• _Given task_: Would you restate all the data that follows, word for word?

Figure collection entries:
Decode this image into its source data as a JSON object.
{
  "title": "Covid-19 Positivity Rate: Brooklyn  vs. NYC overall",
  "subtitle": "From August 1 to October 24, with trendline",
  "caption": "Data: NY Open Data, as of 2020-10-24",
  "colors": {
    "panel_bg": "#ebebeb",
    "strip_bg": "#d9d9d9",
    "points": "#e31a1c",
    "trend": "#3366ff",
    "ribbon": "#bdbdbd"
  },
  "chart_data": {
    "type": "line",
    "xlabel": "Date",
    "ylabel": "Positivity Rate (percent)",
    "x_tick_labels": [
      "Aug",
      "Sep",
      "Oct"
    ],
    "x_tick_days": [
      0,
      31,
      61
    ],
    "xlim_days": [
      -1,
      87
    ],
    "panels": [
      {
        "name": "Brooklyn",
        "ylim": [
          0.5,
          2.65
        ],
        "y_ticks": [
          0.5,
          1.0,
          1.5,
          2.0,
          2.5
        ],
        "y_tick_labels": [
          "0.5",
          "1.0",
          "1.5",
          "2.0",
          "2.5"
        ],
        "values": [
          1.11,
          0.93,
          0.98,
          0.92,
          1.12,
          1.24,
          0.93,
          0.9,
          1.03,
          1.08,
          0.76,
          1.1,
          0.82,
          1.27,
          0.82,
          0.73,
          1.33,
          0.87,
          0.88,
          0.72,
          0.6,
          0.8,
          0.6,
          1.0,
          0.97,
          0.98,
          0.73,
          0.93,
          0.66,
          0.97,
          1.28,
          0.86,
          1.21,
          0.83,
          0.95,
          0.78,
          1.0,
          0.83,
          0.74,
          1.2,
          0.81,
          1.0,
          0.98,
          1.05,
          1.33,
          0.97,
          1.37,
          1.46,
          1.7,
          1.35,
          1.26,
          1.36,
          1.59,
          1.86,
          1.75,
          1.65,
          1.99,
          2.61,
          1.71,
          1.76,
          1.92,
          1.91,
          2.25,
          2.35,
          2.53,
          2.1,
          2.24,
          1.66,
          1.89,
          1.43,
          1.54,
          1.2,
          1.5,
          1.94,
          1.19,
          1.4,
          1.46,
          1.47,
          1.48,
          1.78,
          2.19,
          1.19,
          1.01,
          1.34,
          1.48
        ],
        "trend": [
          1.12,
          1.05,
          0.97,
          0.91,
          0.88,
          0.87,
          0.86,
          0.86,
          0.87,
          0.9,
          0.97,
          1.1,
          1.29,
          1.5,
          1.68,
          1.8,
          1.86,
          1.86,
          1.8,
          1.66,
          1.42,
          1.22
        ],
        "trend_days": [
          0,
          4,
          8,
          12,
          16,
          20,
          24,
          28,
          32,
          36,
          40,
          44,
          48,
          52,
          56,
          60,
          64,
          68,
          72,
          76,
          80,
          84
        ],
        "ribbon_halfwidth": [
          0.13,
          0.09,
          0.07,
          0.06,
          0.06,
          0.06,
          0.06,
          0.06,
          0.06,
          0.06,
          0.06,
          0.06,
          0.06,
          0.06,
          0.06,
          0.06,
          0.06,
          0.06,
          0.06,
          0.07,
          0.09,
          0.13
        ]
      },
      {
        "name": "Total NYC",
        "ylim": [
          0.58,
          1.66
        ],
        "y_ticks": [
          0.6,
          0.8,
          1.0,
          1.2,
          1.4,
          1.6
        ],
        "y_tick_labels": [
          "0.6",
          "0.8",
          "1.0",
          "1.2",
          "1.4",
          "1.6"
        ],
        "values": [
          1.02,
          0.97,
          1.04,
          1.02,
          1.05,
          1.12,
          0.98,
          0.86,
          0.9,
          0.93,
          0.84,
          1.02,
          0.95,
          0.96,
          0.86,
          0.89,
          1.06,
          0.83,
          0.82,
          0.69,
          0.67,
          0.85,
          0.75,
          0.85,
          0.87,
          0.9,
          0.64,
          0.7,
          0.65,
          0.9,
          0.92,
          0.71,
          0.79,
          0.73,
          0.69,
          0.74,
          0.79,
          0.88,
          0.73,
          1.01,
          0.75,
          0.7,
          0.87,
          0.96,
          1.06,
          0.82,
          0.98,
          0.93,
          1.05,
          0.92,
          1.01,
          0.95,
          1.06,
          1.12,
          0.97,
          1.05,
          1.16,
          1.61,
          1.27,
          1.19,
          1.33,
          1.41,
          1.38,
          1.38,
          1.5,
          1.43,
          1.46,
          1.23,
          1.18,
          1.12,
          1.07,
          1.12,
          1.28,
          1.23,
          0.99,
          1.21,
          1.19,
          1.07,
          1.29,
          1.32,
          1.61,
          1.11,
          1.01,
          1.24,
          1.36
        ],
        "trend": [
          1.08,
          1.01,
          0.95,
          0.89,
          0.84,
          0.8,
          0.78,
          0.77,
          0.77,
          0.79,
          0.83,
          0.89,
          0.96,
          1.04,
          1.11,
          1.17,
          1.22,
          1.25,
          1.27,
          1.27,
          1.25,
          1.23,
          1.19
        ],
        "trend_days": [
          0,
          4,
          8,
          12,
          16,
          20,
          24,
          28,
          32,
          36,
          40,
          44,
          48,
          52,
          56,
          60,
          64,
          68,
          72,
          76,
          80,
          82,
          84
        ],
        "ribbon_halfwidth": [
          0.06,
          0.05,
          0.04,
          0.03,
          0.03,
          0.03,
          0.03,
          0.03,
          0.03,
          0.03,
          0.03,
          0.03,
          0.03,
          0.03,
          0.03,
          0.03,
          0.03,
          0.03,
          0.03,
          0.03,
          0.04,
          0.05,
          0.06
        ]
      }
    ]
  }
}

• _Correct answer_:
Decode this image into its source data as a JSON object.
{
  "title": "Covid-19 Positivity Rate: Brooklyn  vs. NYC overall",
  "subtitle": "From August 1 to October 24, with trendline",
  "caption": "Data: NY Open Data, as of 2020-10-24",
  "colors": {
    "panel_bg": "#ebebeb",
    "strip_bg": "#d9d9d9",
    "points": "#e31a1c",
    "trend": "#3366ff",
    "ribbon": "#bdbdbd"
  },
  "chart_data": {
    "type": "line",
    "xlabel": "Date",
    "ylabel": "Positivity Rate (percent)",
    "x_tick_labels": [
      "Aug",
      "Sep",
      "Oct"
    ],
    "x_tick_days": [
      0,
      31,
      61
    ],
    "xlim_days": [
      -1,
      87
    ],
    "panels": [
      {
        "name": "Brooklyn",
        "ylim": [
          0.5,
          2.65
        ],
        "y_ticks": [
          0.5,
          1.0,
          1.5,
          2.0,
          2.5
        ],
        "y_tick_labels": [
          "0.5",
          "1.0",
          "1.5",
          "2.0",
          "2.5"
        ],
        "values": [
          1.11,
          0.93,
          0.98,
          0.92,
          1.12,
          1.24,
          0.93,
          0.9,
          1.03,
          1.08,
          0.76,
          1.1,
          0.82,
          1.27,
          0.82,
          0.73,
          1.33,
          0.87,
          0.88,
          0.72,
          0.6,
          0.8,
          0.6,
          1.0,
          0.97,
          0.98,
          0.73,
          0.93,
          0.66,
          0.97,
          1.28,
          0.86,
          1.21,
          0.83,
          0.95,
          0.78,
          1.0,
          0.83,
          0.74,
          1.2,
          0.81,
          1.0,
          0.98,
          1.05,
          1.33,
          0.97,
          1.37,
          1.46,
          1.7,
          1.35,
          1.26,
          1.36,
          1.59,
          1.86,
          1.75,
          1.65,
          1.99,
          2.61,
          1.71,
          1.76,
          1.92,
          1.91,
          2.25,
          2.35,
          2.53,
          2.1,
          2.24,
          1.66,
          1.89,
          1.43,
          1.54,
          1.2,
          1.5,
          1.94,
          1.19,
          1.4,
          1.46,
          1.47,
          1.48,
          1.78,
          2.19,
          1.19,
          1.01,
          1.34,
          1.48
        ],
        "trend": [
          1.12,
          1.05,
          0.97,
          0.91,
          0.88,
          0.87,
          0.86,
          0.86,
          0.87,
          0.9,
          0.97,
          1.1,
          1.29,
          1.5,
          1.68,
          1.8,
          1.86,
          1.86,
          1.8,
          1.66,
          1.42,
          1.22
        ],
        "trend_days": [
          0,
          4,
          8,
          12,
          16,
          20,
          24,
          28,
          32,
          36,
          40,
          44,
          48,
          52,
          56,
          60,
          64,
          68,
          72,
          76,
          80,
          84
        ],
        "ribbon_halfwidth": [
          0.13,
          0.09,
          0.07,
          0.06,
          0.06,
          0.06,
          0.06,
          0.06,
          0.06,
          0.06,
          0.06,
          0.06,
          0.06,
          0.06,
          0.06,
          0.06,
          0.06,
          0.06,
          0.06,
          0.07,
          0.09,
          0.13
        ]
      },
      {
        "name": "Total NYC",
        "ylim": [
          0.58,
          1.66
        ],
        "y_ticks": [
          0.6,
          0.8,
          1.0,
          1.2,
          1.4,
          1.6
        ],
        "y_tick_labels": [
          "0.6",
          "0.8",
          "1.0",
          "1.2",
          "1.4",
          "1.6"
        ],
        "values": [
          1.02,
          0.97,
          1.04,
          1.02,
          1.05,
          1.12,
          0.98,
          0.86,
          0.9,
          0.93,
          0.84,
          1.02,
          0.95,
          0.96,
          0.86,
          0.89,
          1.06,
          0.83,
          0.82,
          0.69,
          0.67,
          0.85,
          0.75,
          0.85,
          0.87,
          0.9,
          0.64,
          0.7,
          0.65,
          0.9,
          0.92,
          0.71,
          0.79,
          0.73,
          0.69,
          0.74,
          0.79,
          0.88,
          0.73,
          1.01,
          0.75,
          0.7,
          0.87,
          0.96,
          1.06,
          0.82,
          0.98,
          0.93,
          1.05,
          0.92,
          1.01,
          0.95,
          1.06,
          1.12,
          0.97,
          1.05,
          1.16,
          1.61,
          1.27,
          1.19,
          1.33,
          1.41,
          1.38,
          1.38,
          1.5,
          1.43,
          1.46,
          1.23,
          1.18,
          1.12,
          1.07,
          1.12,
          1.28,
          1.23,
          0.99,
          1.21,
          1.19,
          1.07,
          1.29,
          1.32,
          1.61,
          1.11,
          1.01,
          1.24,
          1.36
        ],
        "trend": [
          1.08,
          1.01,
          0.95,
          0.89,
          0.84,
          0.8,
          0.78,
          0.77,
          0.77,
          0.79,
          0.83,
          0.89,
          0.96,
          1.04,
          1.11,
          1.17,
          1.22,
          1.25,
          1.27,
          1.27,
          1.25,
          1.23,
          1.19
        ],
        "trend_days": [
          0,
          4,
          8,
          12,
          16,
          20,
          24,
          28,
          32,
          36,
          40,
          44,
          48,
          52,
          56,
          60,
          64,
          68,
          72,
          76,
          80,
          82,
          84
        ],
        "ribbon_halfwidth": [
          0.06,
          0.05,
          0.04,
          0.03,
          0.03,
          0.03,
          0.03,
          0.03,
          0.03,
          0.03,
          0.03,
          0.03,
          0.03,
          0.03,
          0.03,
          0.03,
          0.03,
          0.03,
          0.03,
          0.03,
          0.04,
          0.05,
          0.06
        ]
      }
    ]
  }
}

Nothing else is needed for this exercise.